SOURCE DOCUMENT:
-- Start --
Personally I could say that *I like going to the theatre*, although I haven't been in years. I still have an affection for it. I couldn't say that *I like to go to the theatre* because that would suggest that it is one of my current pastimes. 

Why would _I like to go to the theatre_ suggest that it is one of my current pastimes whereas _I like going to the theatre_ wouldn't?


----------



## Copyright

Personally, I don't find any difference between *I like going to the theatre* and *I like to go to the theatre*. I don't make or recognize the distinction that Aupick does.


----------



## wolfbm1

Actually I also was a bit confused about "I *like going* to the theatre" and "I *like to go* to the theatre. OR "I *like skiing*" and "I *like to sk*i". 
I conclude that there is no distinction between theese two expressions in American English but there is a distinction in British English. I think that Aupick explained the distinction in British English very nicely.
I would like to add that in English handbooks written by British authors we are taught to use the Gerund after "like", "love" or "be keen on". Nothing is mentioned about using an infinitive after these verbs. Maybe to avoid a possible confusion. And when they occur you can be puzzled. But Aupick and Copyright put me on the right track.


----------



## dn88

keeley_h said:


> Why would _I like to go to the theatre_ suggest that it is one of my current pastimes whereas _I like going to the theatre_ wouldn't?



Because "I like going to the theatre." could suggest that you only like the idea of going to the theatre.

"I like skiing." as a stand-alone sentence is ambiguous, "skiing" can act as a noun. You can like "skiing" as a sport without actually practicing it.

Compare that to:

I like playing basketball.
I like to play basketball.

Here we don't have so much room for misinterpretation. If someone only liked or enjoyed watching the sport, they would most likely say "I like basketball.".


----------



## timpeac

dn88 said:


> Because "I like going to the theatre." could suggest that you only like the idea of going to the theatre.


Not really - I don't think this could be interpreted you like the idea of going to the theatre, but don't actually do so.


dn88 said:


> "I like skiing." as a stand-alone sentence is ambiguous, "skiing" can act as a noun. You can like "skiing" as a sport without actually practicing it.
> 
> Compare that to:
> 
> I like playing basketball.
> I like to play basketball.
> 
> Here we don't have so much room for misinterpretation. If someone only liked or enjoyed watching the sport, they would most likely say "I like basketball.".


I see your point, and it's a similar to mine above. However, in this instance I don't think that "I like skiing" is ambiguous - it means you like to do it.

For some reason, I don't feel the same with "I like boxing" - here this is definitely ambiguous. Perhaps it's because boxing is a sport where it is much more likely that you might only enjoy it as a spectator sport rather than practising it.
-- End --
STORED DATA:
-- Start --
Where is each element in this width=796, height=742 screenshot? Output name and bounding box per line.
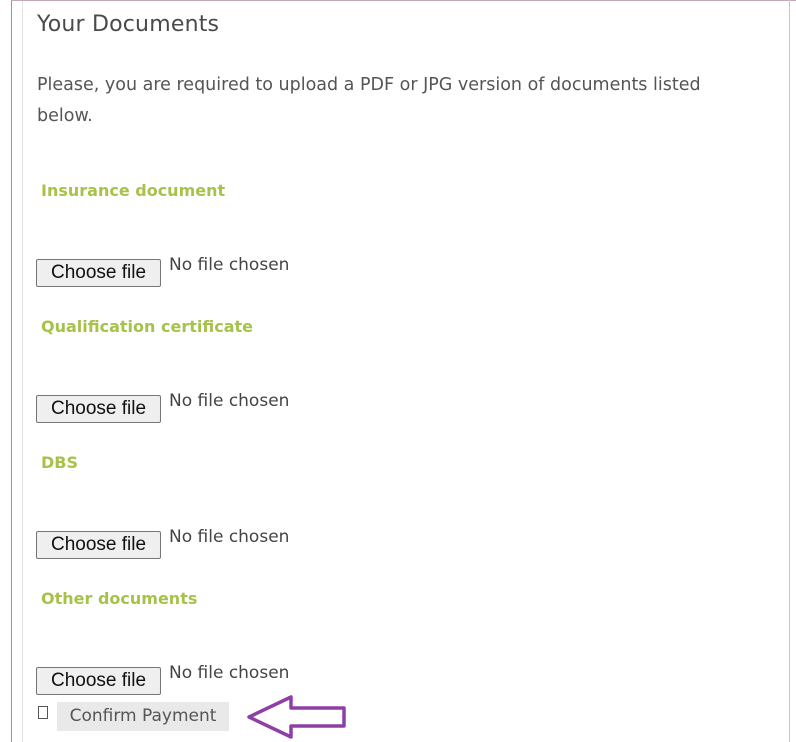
-- End --
WHAT TO WORK ON:
**a.** Retype the stretch of the forum thread on "I like going" versus "I like to go" from "Personally I could" through "that Aupick does.".
**b.** Carry the forum thread on "I like going" versus "I like to go" forward from its final sentence.

ANSWERS IN ORDER:
**a.**
Personally I could say that *I like going to the theatre*, although I haven't been in years. I still have an affection for it. I couldn't say that *I like to go to the theatre* because that would suggest that it is one of my current pastimes. 

Why would _I like to go to the theatre_ suggest that it is one of my current pastimes whereas _I like going to the theatre_ wouldn't?


----------



## Copyright

Personally, I don't find any difference between *I like going to the theatre* and *I like to go to the theatre*. I don't make or recognize the distinction that Aupick does.

**b.**
I think I'd say in summary -

I like to xxx - unambiguously means that you personally like to practise the activity.

I like xxxing - is potentially ambiguous depending on context and how likely it is that this is something one might enjoy in some passive sense.

This previous type can be disambiguated by adding "the". ie "I like the skiing" means you like to watch it on the TV not necessarily doing it.


----------



## dn88

timpeac said:


> Not really - I don't think this could be interpreted you like the idea of going to the theatre, but don't actually do so.



I know it's _highly_ unlikely but still technically possible.


----------



## Cagey

dn88 said:


> I know it's _highly_ unlikely but still technically possible.


I don't think it's technically possible, as I understand those words.  

It would take quite a lot of explicit context to prevent my thinking that you meant that you enjoyed the activity of going to the theater.  Something like:
_"I like going to the theater as an idea, but I don't actually want to do it"_ 
might work, but nothing short of that would.


----------



## keeley_h

Thanks for your nice reply.
OK. I see.

But ..., I'm still wandering.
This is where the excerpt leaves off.